WORK INSTRUCTIONS => Repeat the records verbatim and leave the pictures out of your copy.

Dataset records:
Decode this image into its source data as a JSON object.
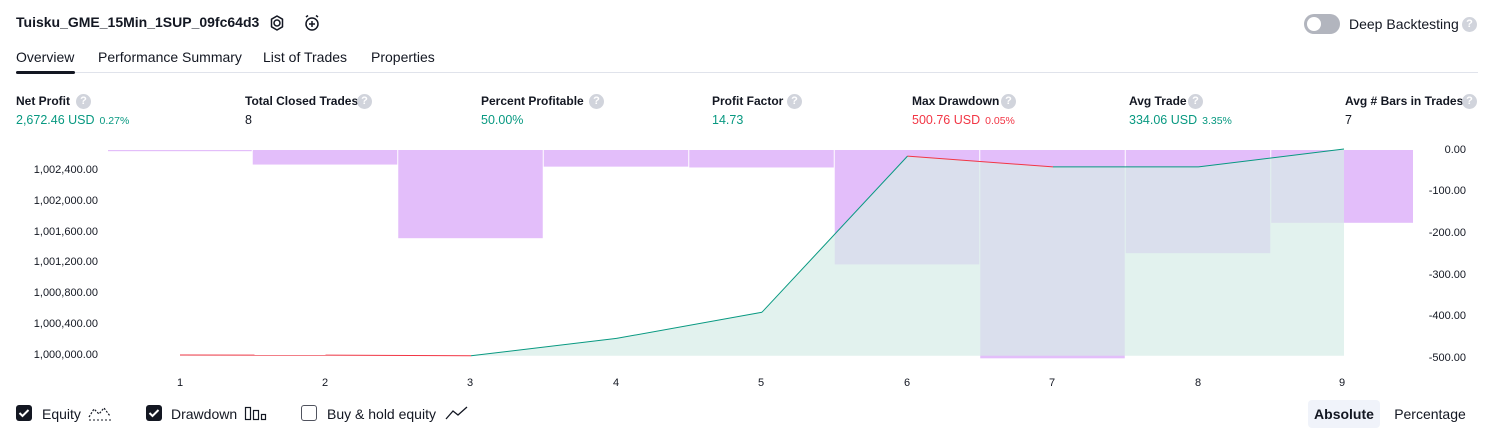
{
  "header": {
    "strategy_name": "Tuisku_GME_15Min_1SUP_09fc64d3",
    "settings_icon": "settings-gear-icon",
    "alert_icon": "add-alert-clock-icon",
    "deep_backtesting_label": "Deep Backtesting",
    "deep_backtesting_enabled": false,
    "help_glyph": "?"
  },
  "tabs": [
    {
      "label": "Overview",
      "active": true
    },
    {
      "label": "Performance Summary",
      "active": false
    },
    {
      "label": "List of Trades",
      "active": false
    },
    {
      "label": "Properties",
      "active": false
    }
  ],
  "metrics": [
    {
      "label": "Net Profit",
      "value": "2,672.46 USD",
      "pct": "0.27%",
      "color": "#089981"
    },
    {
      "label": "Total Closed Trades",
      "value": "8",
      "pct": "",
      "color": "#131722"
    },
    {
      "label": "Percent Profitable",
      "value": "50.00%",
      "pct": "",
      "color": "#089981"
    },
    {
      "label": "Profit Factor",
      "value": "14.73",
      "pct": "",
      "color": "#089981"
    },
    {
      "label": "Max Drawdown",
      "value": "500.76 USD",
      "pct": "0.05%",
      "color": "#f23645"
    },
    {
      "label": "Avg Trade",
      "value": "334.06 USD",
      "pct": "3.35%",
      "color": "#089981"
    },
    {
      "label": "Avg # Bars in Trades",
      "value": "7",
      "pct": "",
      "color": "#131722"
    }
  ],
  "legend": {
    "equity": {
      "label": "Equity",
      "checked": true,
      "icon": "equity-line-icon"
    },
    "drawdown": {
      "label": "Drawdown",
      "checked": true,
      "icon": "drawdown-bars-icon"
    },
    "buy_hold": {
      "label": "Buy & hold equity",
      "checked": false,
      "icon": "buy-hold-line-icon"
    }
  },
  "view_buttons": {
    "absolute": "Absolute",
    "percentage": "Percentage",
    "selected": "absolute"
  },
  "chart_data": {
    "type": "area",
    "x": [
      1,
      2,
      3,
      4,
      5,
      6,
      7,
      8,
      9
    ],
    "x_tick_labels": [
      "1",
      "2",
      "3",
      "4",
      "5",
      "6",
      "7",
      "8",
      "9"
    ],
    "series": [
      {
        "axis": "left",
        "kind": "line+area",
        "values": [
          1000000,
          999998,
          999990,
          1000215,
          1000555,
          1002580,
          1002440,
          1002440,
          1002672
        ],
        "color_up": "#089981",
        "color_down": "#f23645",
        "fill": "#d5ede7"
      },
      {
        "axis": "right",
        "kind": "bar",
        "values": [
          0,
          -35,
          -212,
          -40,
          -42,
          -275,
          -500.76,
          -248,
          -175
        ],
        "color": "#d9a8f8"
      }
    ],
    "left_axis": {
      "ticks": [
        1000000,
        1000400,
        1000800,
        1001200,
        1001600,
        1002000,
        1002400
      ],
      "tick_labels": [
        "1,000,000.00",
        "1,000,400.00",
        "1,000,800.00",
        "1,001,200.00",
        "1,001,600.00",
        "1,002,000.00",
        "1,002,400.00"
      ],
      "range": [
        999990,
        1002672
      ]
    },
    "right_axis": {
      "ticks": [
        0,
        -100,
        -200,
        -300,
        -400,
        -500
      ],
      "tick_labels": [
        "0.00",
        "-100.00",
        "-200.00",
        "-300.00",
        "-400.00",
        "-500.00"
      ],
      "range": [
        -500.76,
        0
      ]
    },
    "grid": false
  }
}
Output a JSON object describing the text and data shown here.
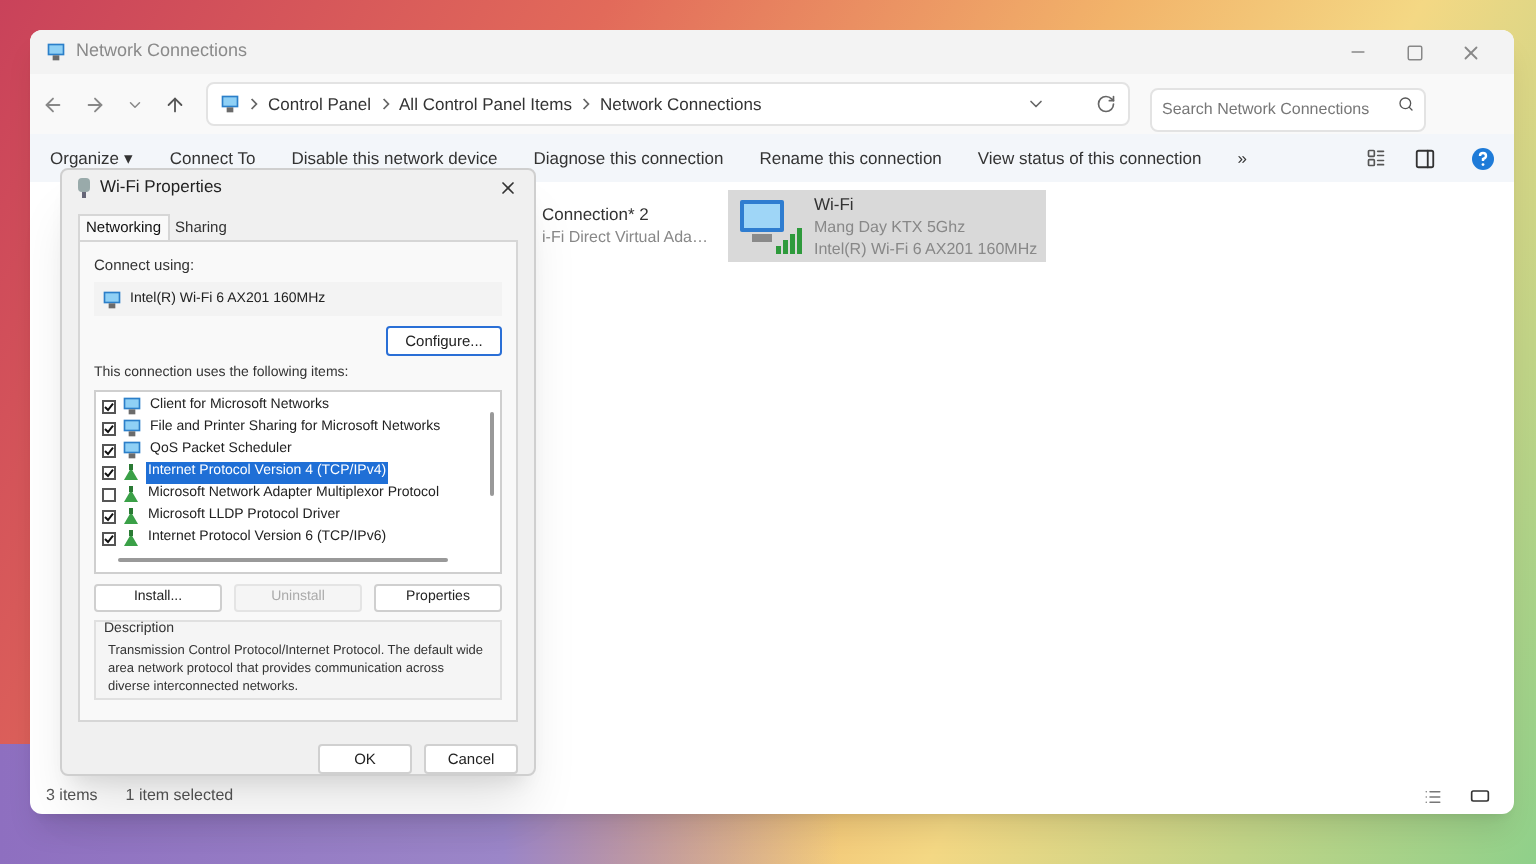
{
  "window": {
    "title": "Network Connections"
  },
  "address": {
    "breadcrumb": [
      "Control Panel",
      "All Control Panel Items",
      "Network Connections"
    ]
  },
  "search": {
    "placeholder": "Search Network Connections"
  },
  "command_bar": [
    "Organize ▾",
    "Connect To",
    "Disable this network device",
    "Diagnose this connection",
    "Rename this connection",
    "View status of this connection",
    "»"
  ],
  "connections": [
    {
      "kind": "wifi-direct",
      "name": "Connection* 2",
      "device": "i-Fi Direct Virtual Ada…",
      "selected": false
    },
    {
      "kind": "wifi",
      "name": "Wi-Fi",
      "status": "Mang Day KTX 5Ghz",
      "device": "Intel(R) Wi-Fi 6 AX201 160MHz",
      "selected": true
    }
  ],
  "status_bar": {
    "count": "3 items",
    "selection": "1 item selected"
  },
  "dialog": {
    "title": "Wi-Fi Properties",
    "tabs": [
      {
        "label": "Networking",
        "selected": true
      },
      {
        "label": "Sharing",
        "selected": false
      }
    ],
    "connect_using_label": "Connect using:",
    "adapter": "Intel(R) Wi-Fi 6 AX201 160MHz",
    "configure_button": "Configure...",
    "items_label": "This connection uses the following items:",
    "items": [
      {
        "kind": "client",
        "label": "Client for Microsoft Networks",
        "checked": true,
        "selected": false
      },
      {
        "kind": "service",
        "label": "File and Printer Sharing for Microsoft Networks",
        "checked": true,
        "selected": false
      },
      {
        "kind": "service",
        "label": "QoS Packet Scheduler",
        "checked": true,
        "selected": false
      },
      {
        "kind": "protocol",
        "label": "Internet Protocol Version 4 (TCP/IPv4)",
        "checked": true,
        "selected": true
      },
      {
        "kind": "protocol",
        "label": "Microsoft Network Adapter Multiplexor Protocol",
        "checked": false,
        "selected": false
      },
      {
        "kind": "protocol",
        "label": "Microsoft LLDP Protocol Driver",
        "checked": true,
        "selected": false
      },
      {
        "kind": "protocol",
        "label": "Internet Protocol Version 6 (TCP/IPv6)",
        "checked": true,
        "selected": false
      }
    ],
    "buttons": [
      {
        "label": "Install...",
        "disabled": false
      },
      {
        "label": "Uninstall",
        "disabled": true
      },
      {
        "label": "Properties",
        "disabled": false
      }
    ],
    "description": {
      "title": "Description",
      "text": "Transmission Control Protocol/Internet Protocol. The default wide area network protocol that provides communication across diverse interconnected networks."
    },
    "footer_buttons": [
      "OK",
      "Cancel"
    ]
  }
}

RESPONSE TO THE EXERCISE =>
Decode this image into its source data as a JSON object.
{
  "header": {
    "strategy_name": "Tuisku_GME_15Min_1SUP_09fc64d3",
    "settings_icon": "settings-gear-icon",
    "alert_icon": "add-alert-clock-icon",
    "deep_backtesting_label": "Deep Backtesting",
    "deep_backtesting_enabled": false,
    "help_glyph": "?"
  },
  "tabs": [
    {
      "label": "Overview",
      "active": true
    },
    {
      "label": "Performance Summary",
      "active": false
    },
    {
      "label": "List of Trades",
      "active": false
    },
    {
      "label": "Properties",
      "active": false
    }
  ],
  "metrics": [
    {
      "label": "Net Profit",
      "value": "2,672.46 USD",
      "pct": "0.27%",
      "color": "#089981"
    },
    {
      "label": "Total Closed Trades",
      "value": "8",
      "pct": "",
      "color": "#131722"
    },
    {
      "label": "Percent Profitable",
      "value": "50.00%",
      "pct": "",
      "color": "#089981"
    },
    {
      "label": "Profit Factor",
      "value": "14.73",
      "pct": "",
      "color": "#089981"
    },
    {
      "label": "Max Drawdown",
      "value": "500.76 USD",
      "pct": "0.05%",
      "color": "#f23645"
    },
    {
      "label": "Avg Trade",
      "value": "334.06 USD",
      "pct": "3.35%",
      "color": "#089981"
    },
    {
      "label": "Avg # Bars in Trades",
      "value": "7",
      "pct": "",
      "color": "#131722"
    }
  ],
  "legend": {
    "equity": {
      "label": "Equity",
      "checked": true,
      "icon": "equity-line-icon"
    },
    "drawdown": {
      "label": "Drawdown",
      "checked": true,
      "icon": "drawdown-bars-icon"
    },
    "buy_hold": {
      "label": "Buy & hold equity",
      "checked": false,
      "icon": "buy-hold-line-icon"
    }
  },
  "view_buttons": {
    "absolute": "Absolute",
    "percentage": "Percentage",
    "selected": "absolute"
  },
  "chart_data": {
    "type": "area",
    "x": [
      1,
      2,
      3,
      4,
      5,
      6,
      7,
      8,
      9
    ],
    "x_tick_labels": [
      "1",
      "2",
      "3",
      "4",
      "5",
      "6",
      "7",
      "8",
      "9"
    ],
    "series": [
      {
        "axis": "left",
        "kind": "line+area",
        "values": [
          1000000,
          999998,
          999990,
          1000215,
          1000555,
          1002580,
          1002440,
          1002440,
          1002672
        ],
        "color_up": "#089981",
        "color_down": "#f23645",
        "fill": "#d5ede7"
      },
      {
        "axis": "right",
        "kind": "bar",
        "values": [
          0,
          -35,
          -212,
          -40,
          -42,
          -275,
          -500.76,
          -248,
          -175
        ],
        "color": "#d9a8f8"
      }
    ],
    "left_axis": {
      "ticks": [
        1000000,
        1000400,
        1000800,
        1001200,
        1001600,
        1002000,
        1002400
      ],
      "tick_labels": [
        "1,000,000.00",
        "1,000,400.00",
        "1,000,800.00",
        "1,001,200.00",
        "1,001,600.00",
        "1,002,000.00",
        "1,002,400.00"
      ],
      "range": [
        999990,
        1002672
      ]
    },
    "right_axis": {
      "ticks": [
        0,
        -100,
        -200,
        -300,
        -400,
        -500
      ],
      "tick_labels": [
        "0.00",
        "-100.00",
        "-200.00",
        "-300.00",
        "-400.00",
        "-500.00"
      ],
      "range": [
        -500.76,
        0
      ]
    },
    "grid": false
  }
}
Output a JSON object describing the text and data shown here.
{
  "window": {
    "title": "Network Connections"
  },
  "address": {
    "breadcrumb": [
      "Control Panel",
      "All Control Panel Items",
      "Network Connections"
    ]
  },
  "search": {
    "placeholder": "Search Network Connections"
  },
  "command_bar": [
    "Organize ▾",
    "Connect To",
    "Disable this network device",
    "Diagnose this connection",
    "Rename this connection",
    "View status of this connection",
    "»"
  ],
  "connections": [
    {
      "kind": "wifi-direct",
      "name": "Connection* 2",
      "device": "i-Fi Direct Virtual Ada…",
      "selected": false
    },
    {
      "kind": "wifi",
      "name": "Wi-Fi",
      "status": "Mang Day KTX 5Ghz",
      "device": "Intel(R) Wi-Fi 6 AX201 160MHz",
      "selected": true
    }
  ],
  "status_bar": {
    "count": "3 items",
    "selection": "1 item selected"
  },
  "dialog": {
    "title": "Wi-Fi Properties",
    "tabs": [
      {
        "label": "Networking",
        "selected": true
      },
      {
        "label": "Sharing",
        "selected": false
      }
    ],
    "connect_using_label": "Connect using:",
    "adapter": "Intel(R) Wi-Fi 6 AX201 160MHz",
    "configure_button": "Configure...",
    "items_label": "This connection uses the following items:",
    "items": [
      {
        "kind": "client",
        "label": "Client for Microsoft Networks",
        "checked": true,
        "selected": false
      },
      {
        "kind": "service",
        "label": "File and Printer Sharing for Microsoft Networks",
        "checked": true,
        "selected": false
      },
      {
        "kind": "service",
        "label": "QoS Packet Scheduler",
        "checked": true,
        "selected": false
      },
      {
        "kind": "protocol",
        "label": "Internet Protocol Version 4 (TCP/IPv4)",
        "checked": true,
        "selected": true
      },
      {
        "kind": "protocol",
        "label": "Microsoft Network Adapter Multiplexor Protocol",
        "checked": false,
        "selected": false
      },
      {
        "kind": "protocol",
        "label": "Microsoft LLDP Protocol Driver",
        "checked": true,
        "selected": false
      },
      {
        "kind": "protocol",
        "label": "Internet Protocol Version 6 (TCP/IPv6)",
        "checked": true,
        "selected": false
      }
    ],
    "buttons": [
      {
        "label": "Install...",
        "disabled": false
      },
      {
        "label": "Uninstall",
        "disabled": true
      },
      {
        "label": "Properties",
        "disabled": false
      }
    ],
    "description": {
      "title": "Description",
      "text": "Transmission Control Protocol/Internet Protocol. The default wide area network protocol that provides communication across diverse interconnected networks."
    },
    "footer_buttons": [
      "OK",
      "Cancel"
    ]
  }
}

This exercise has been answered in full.